What you should do -
Repeat each line of the material exactly.

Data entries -
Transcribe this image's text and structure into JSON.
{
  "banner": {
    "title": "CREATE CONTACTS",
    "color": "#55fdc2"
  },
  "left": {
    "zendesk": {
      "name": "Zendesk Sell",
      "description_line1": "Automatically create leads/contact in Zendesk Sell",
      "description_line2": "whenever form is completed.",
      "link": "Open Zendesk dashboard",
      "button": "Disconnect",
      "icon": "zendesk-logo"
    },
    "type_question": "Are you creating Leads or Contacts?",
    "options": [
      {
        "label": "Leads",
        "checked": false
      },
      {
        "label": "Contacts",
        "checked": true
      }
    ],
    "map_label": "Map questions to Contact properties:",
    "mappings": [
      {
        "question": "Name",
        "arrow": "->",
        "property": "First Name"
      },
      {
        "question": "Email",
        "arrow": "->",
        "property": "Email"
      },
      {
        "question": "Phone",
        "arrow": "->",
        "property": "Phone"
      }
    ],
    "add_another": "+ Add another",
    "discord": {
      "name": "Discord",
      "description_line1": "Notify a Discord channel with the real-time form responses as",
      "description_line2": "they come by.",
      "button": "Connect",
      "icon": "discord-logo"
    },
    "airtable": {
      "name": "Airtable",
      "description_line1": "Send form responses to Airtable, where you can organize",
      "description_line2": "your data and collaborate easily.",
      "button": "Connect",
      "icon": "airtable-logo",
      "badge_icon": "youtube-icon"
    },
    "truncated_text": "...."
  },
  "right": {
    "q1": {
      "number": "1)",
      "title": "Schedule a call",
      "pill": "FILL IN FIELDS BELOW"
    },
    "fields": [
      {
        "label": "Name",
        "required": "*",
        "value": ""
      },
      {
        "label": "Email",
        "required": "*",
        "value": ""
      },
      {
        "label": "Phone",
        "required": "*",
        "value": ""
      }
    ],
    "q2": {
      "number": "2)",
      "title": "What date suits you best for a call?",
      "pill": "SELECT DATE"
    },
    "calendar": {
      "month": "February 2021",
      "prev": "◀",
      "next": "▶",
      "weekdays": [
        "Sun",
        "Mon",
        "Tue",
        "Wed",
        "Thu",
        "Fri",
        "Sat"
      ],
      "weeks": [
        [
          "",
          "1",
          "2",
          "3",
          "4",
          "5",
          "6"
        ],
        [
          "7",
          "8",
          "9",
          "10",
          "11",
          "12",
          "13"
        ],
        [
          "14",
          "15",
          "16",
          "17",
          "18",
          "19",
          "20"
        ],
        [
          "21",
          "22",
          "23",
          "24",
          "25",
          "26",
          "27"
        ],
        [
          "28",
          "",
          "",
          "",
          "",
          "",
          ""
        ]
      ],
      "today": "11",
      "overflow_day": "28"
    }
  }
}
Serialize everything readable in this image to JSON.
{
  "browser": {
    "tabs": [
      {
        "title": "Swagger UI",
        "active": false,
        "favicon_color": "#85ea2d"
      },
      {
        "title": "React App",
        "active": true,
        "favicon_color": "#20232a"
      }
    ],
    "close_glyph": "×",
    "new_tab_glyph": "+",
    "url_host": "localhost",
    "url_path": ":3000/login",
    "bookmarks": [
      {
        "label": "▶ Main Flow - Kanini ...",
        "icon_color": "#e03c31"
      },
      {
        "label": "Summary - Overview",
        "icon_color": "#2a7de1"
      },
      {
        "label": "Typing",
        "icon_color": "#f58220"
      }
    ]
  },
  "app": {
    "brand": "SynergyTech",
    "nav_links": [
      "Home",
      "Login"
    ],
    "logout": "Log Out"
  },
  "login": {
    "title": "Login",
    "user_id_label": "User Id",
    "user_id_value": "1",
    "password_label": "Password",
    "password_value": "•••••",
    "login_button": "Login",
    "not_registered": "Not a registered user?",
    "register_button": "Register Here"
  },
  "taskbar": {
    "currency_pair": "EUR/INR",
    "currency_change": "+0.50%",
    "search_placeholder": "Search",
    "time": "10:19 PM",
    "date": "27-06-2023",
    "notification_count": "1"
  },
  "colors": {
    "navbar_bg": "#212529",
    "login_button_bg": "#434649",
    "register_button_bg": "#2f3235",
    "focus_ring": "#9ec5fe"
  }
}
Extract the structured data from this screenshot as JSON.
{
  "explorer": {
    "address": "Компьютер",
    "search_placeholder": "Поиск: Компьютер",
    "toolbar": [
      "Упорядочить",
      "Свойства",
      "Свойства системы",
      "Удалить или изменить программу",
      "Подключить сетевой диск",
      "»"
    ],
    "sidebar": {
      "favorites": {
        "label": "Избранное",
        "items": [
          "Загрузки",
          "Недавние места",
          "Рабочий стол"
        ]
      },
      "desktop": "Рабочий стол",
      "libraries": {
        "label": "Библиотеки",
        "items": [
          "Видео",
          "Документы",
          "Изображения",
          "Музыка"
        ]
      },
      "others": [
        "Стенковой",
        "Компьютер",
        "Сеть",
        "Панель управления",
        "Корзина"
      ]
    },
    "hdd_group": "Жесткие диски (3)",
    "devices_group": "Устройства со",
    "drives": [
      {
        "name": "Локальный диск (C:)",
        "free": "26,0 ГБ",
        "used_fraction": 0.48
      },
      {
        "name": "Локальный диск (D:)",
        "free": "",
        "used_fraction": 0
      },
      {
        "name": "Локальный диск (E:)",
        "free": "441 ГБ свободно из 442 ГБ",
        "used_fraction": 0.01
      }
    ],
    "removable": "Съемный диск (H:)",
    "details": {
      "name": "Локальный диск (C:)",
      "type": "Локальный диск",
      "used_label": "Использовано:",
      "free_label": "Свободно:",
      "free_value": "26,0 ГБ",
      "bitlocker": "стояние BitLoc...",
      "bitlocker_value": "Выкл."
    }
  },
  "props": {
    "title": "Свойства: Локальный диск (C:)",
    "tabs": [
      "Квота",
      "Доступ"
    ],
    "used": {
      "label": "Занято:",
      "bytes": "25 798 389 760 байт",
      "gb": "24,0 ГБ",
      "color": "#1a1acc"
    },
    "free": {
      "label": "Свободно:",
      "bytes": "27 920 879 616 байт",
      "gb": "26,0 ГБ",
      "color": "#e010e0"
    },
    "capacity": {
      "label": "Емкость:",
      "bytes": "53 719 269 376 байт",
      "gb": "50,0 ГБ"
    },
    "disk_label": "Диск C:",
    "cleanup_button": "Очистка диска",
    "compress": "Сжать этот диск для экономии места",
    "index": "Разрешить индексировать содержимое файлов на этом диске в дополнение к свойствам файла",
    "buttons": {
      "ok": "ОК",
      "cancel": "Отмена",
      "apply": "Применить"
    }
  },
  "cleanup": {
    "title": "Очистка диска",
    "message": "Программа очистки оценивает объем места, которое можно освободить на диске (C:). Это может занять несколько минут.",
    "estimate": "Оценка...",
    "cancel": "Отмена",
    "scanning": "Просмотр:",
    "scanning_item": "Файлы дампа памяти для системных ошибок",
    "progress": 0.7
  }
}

Correct response -
Transcribe this image's text and structure into JSON.
{
  "banner": {
    "title": "CREATE CONTACTS",
    "color": "#55fdc2"
  },
  "left": {
    "zendesk": {
      "name": "Zendesk Sell",
      "description_line1": "Automatically create leads/contact in Zendesk Sell",
      "description_line2": "whenever form is completed.",
      "link": "Open Zendesk dashboard",
      "button": "Disconnect",
      "icon": "zendesk-logo"
    },
    "type_question": "Are you creating Leads or Contacts?",
    "options": [
      {
        "label": "Leads",
        "checked": false
      },
      {
        "label": "Contacts",
        "checked": true
      }
    ],
    "map_label": "Map questions to Contact properties:",
    "mappings": [
      {
        "question": "Name",
        "arrow": "->",
        "property": "First Name"
      },
      {
        "question": "Email",
        "arrow": "->",
        "property": "Email"
      },
      {
        "question": "Phone",
        "arrow": "->",
        "property": "Phone"
      }
    ],
    "add_another": "+ Add another",
    "discord": {
      "name": "Discord",
      "description_line1": "Notify a Discord channel with the real-time form responses as",
      "description_line2": "they come by.",
      "button": "Connect",
      "icon": "discord-logo"
    },
    "airtable": {
      "name": "Airtable",
      "description_line1": "Send form responses to Airtable, where you can organize",
      "description_line2": "your data and collaborate easily.",
      "button": "Connect",
      "icon": "airtable-logo",
      "badge_icon": "youtube-icon"
    },
    "truncated_text": "...."
  },
  "right": {
    "q1": {
      "number": "1)",
      "title": "Schedule a call",
      "pill": "FILL IN FIELDS BELOW"
    },
    "fields": [
      {
        "label": "Name",
        "required": "*",
        "value": ""
      },
      {
        "label": "Email",
        "required": "*",
        "value": ""
      },
      {
        "label": "Phone",
        "required": "*",
        "value": ""
      }
    ],
    "q2": {
      "number": "2)",
      "title": "What date suits you best for a call?",
      "pill": "SELECT DATE"
    },
    "calendar": {
      "month": "February 2021",
      "prev": "◀",
      "next": "▶",
      "weekdays": [
        "Sun",
        "Mon",
        "Tue",
        "Wed",
        "Thu",
        "Fri",
        "Sat"
      ],
      "weeks": [
        [
          "",
          "1",
          "2",
          "3",
          "4",
          "5",
          "6"
        ],
        [
          "7",
          "8",
          "9",
          "10",
          "11",
          "12",
          "13"
        ],
        [
          "14",
          "15",
          "16",
          "17",
          "18",
          "19",
          "20"
        ],
        [
          "21",
          "22",
          "23",
          "24",
          "25",
          "26",
          "27"
        ],
        [
          "28",
          "",
          "",
          "",
          "",
          "",
          ""
        ]
      ],
      "today": "11",
      "overflow_day": "28"
    }
  }
}
Serialize everything readable in this image to JSON.
{
  "browser": {
    "tabs": [
      {
        "title": "Swagger UI",
        "active": false,
        "favicon_color": "#85ea2d"
      },
      {
        "title": "React App",
        "active": true,
        "favicon_color": "#20232a"
      }
    ],
    "close_glyph": "×",
    "new_tab_glyph": "+",
    "url_host": "localhost",
    "url_path": ":3000/login",
    "bookmarks": [
      {
        "label": "▶ Main Flow - Kanini ...",
        "icon_color": "#e03c31"
      },
      {
        "label": "Summary - Overview",
        "icon_color": "#2a7de1"
      },
      {
        "label": "Typing",
        "icon_color": "#f58220"
      }
    ]
  },
  "app": {
    "brand": "SynergyTech",
    "nav_links": [
      "Home",
      "Login"
    ],
    "logout": "Log Out"
  },
  "login": {
    "title": "Login",
    "user_id_label": "User Id",
    "user_id_value": "1",
    "password_label": "Password",
    "password_value": "•••••",
    "login_button": "Login",
    "not_registered": "Not a registered user?",
    "register_button": "Register Here"
  },
  "taskbar": {
    "currency_pair": "EUR/INR",
    "currency_change": "+0.50%",
    "search_placeholder": "Search",
    "time": "10:19 PM",
    "date": "27-06-2023",
    "notification_count": "1"
  },
  "colors": {
    "navbar_bg": "#212529",
    "login_button_bg": "#434649",
    "register_button_bg": "#2f3235",
    "focus_ring": "#9ec5fe"
  }
}
Extract the structured data from this screenshot as JSON.
{
  "explorer": {
    "address": "Компьютер",
    "search_placeholder": "Поиск: Компьютер",
    "toolbar": [
      "Упорядочить",
      "Свойства",
      "Свойства системы",
      "Удалить или изменить программу",
      "Подключить сетевой диск",
      "»"
    ],
    "sidebar": {
      "favorites": {
        "label": "Избранное",
        "items": [
          "Загрузки",
          "Недавние места",
          "Рабочий стол"
        ]
      },
      "desktop": "Рабочий стол",
      "libraries": {
        "label": "Библиотеки",
        "items": [
          "Видео",
          "Документы",
          "Изображения",
          "Музыка"
        ]
      },
      "others": [
        "Стенковой",
        "Компьютер",
        "Сеть",
        "Панель управления",
        "Корзина"
      ]
    },
    "hdd_group": "Жесткие диски (3)",
    "devices_group": "Устройства со",
    "drives": [
      {
        "name": "Локальный диск (C:)",
        "free": "26,0 ГБ",
        "used_fraction": 0.48
      },
      {
        "name": "Локальный диск (D:)",
        "free": "",
        "used_fraction": 0
      },
      {
        "name": "Локальный диск (E:)",
        "free": "441 ГБ свободно из 442 ГБ",
        "used_fraction": 0.01
      }
    ],
    "removable": "Съемный диск (H:)",
    "details": {
      "name": "Локальный диск (C:)",
      "type": "Локальный диск",
      "used_label": "Использовано:",
      "free_label": "Свободно:",
      "free_value": "26,0 ГБ",
      "bitlocker": "стояние BitLoc...",
      "bitlocker_value": "Выкл."
    }
  },
  "props": {
    "title": "Свойства: Локальный диск (C:)",
    "tabs": [
      "Квота",
      "Доступ"
    ],
    "used": {
      "label": "Занято:",
      "bytes": "25 798 389 760 байт",
      "gb": "24,0 ГБ",
      "color": "#1a1acc"
    },
    "free": {
      "label": "Свободно:",
      "bytes": "27 920 879 616 байт",
      "gb": "26,0 ГБ",
      "color": "#e010e0"
    },
    "capacity": {
      "label": "Емкость:",
      "bytes": "53 719 269 376 байт",
      "gb": "50,0 ГБ"
    },
    "disk_label": "Диск C:",
    "cleanup_button": "Очистка диска",
    "compress": "Сжать этот диск для экономии места",
    "index": "Разрешить индексировать содержимое файлов на этом диске в дополнение к свойствам файла",
    "buttons": {
      "ok": "ОК",
      "cancel": "Отмена",
      "apply": "Применить"
    }
  },
  "cleanup": {
    "title": "Очистка диска",
    "message": "Программа очистки оценивает объем места, которое можно освободить на диске (C:). Это может занять несколько минут.",
    "estimate": "Оценка...",
    "cancel": "Отмена",
    "scanning": "Просмотр:",
    "scanning_item": "Файлы дампа памяти для системных ошибок",
    "progress": 0.7
  }
}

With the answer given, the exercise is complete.